### Task to carry out:
Copy every line of the data that includes the string "point".

### Material for this task:
────────────────────

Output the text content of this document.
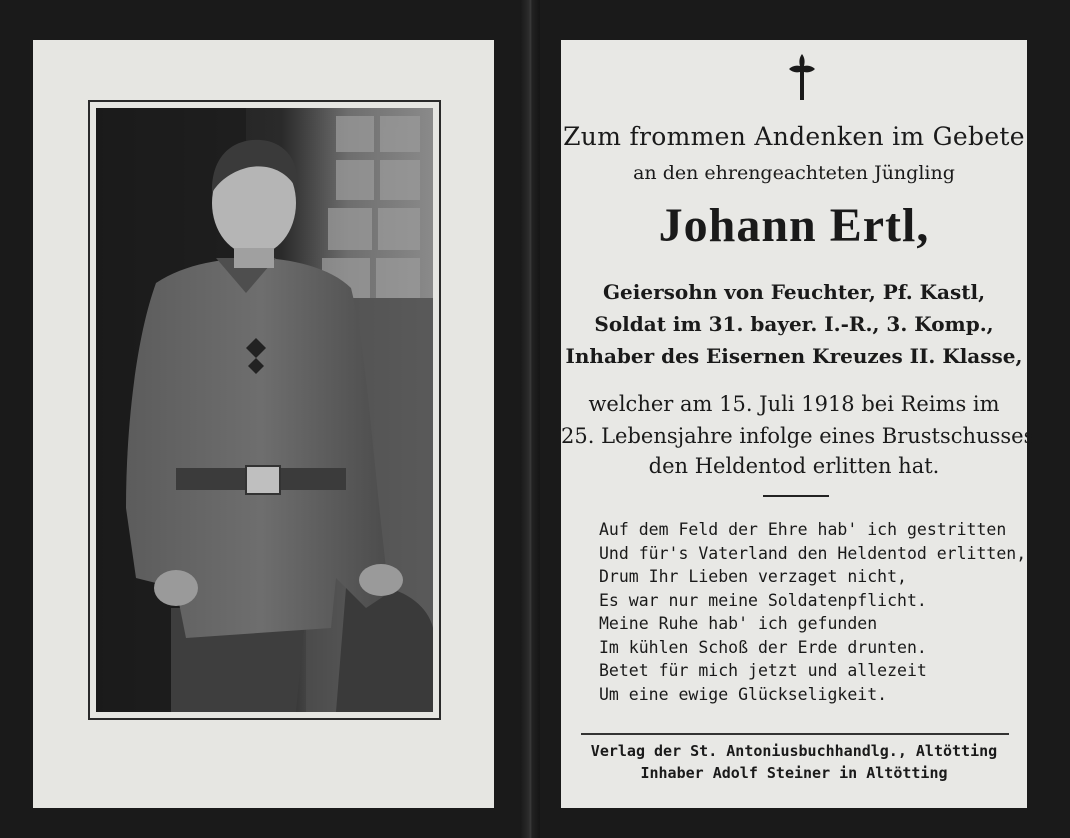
Zum frommen Andenken im Gebete
an den ehrengeachteten Jüngling
Johann Ertl,
Geiersohn von Feuchter, Pf. Kastl,
Soldat im 31. bayer. I.-R., 3. Komp.,
Inhaber des Eisernen Kreuzes II. Klasse,
welcher am 15. Juli 1918 bei Reims im
25. Lebensjahre infolge eines Brustschusses
den Heldentod erlitten hat.
Auf dem Feld der Ehre hab' ich gestritten
Und für's Vaterland den Heldentod erlitten,
Drum Ihr Lieben verzaget nicht,
Es war nur meine Soldatenpflicht.
Meine Ruhe hab' ich gefunden
Im kühlen Schoß der Erde drunten.
Betet für mich jetzt und allezeit
Um eine ewige Glückseligkeit.
Verlag der St. Antoniusbuchhandlg., Altötting
Inhaber Adolf Steiner in Altötting
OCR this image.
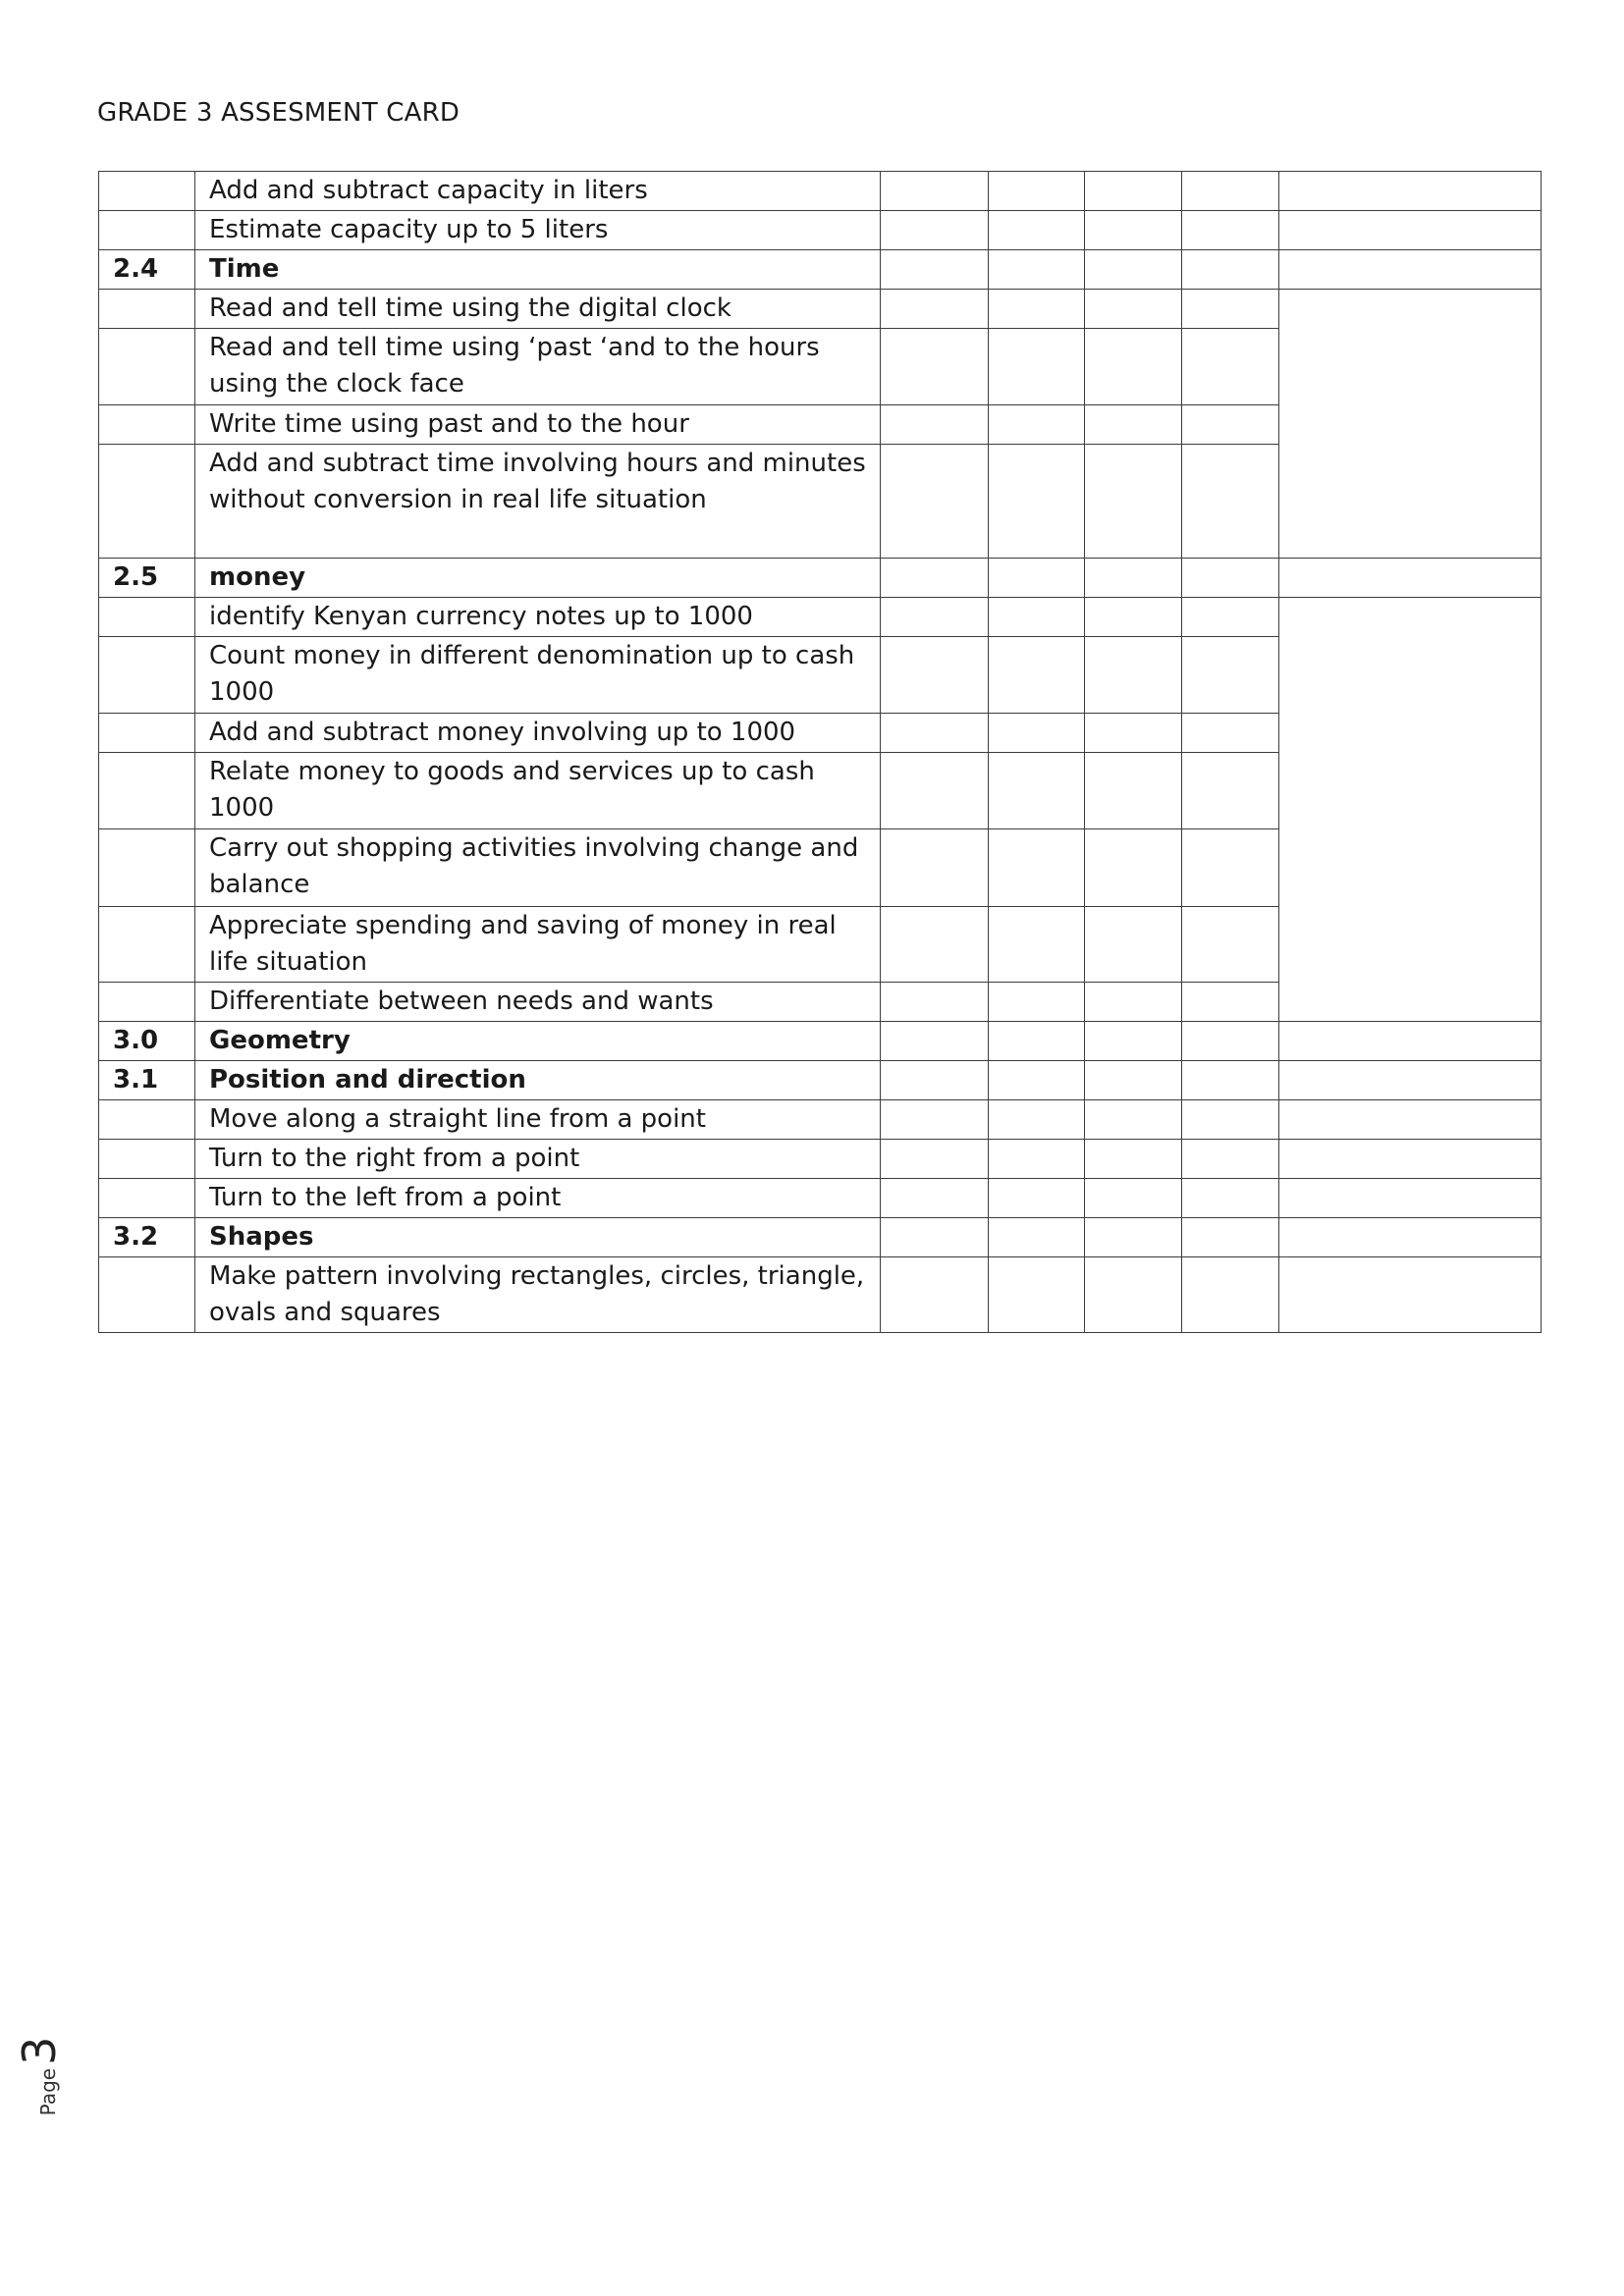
GRADE 3 ASSESMENT CARD
	Add and subtract capacity in liters					
	Estimate capacity up to 5 liters					
2.4	Time					
	Read and tell time using the digital clock					
	Read and tell time using ‘past ‘and to the hours using the clock face					
	Write time using past and to the hour					
	Add and subtract time involving hours and minutes without conversion in real life situation					
2.5	money					
	identify Kenyan currency notes up to 1000					
	Count money in different denomination up to cash 1000					
	Add and subtract money involving up to 1000					
	Relate money to goods and services up to cash 1000					
	Carry out shopping activities involving change and balance					
	Appreciate spending and saving of money in real life situation					
	Differentiate between needs and wants					
3.0	Geometry					
3.1	Position and direction					
	Move along a straight line from a point					
	Turn to the right from a point					
	Turn to the left from a point					
3.2	Shapes					
	Make pattern involving rectangles, circles, triangle, ovals and squares					
Page
3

────────────────────

### Completed exercise:
	Move along a straight line from a point					
	Turn to the right from a point					
	Turn to the left from a point					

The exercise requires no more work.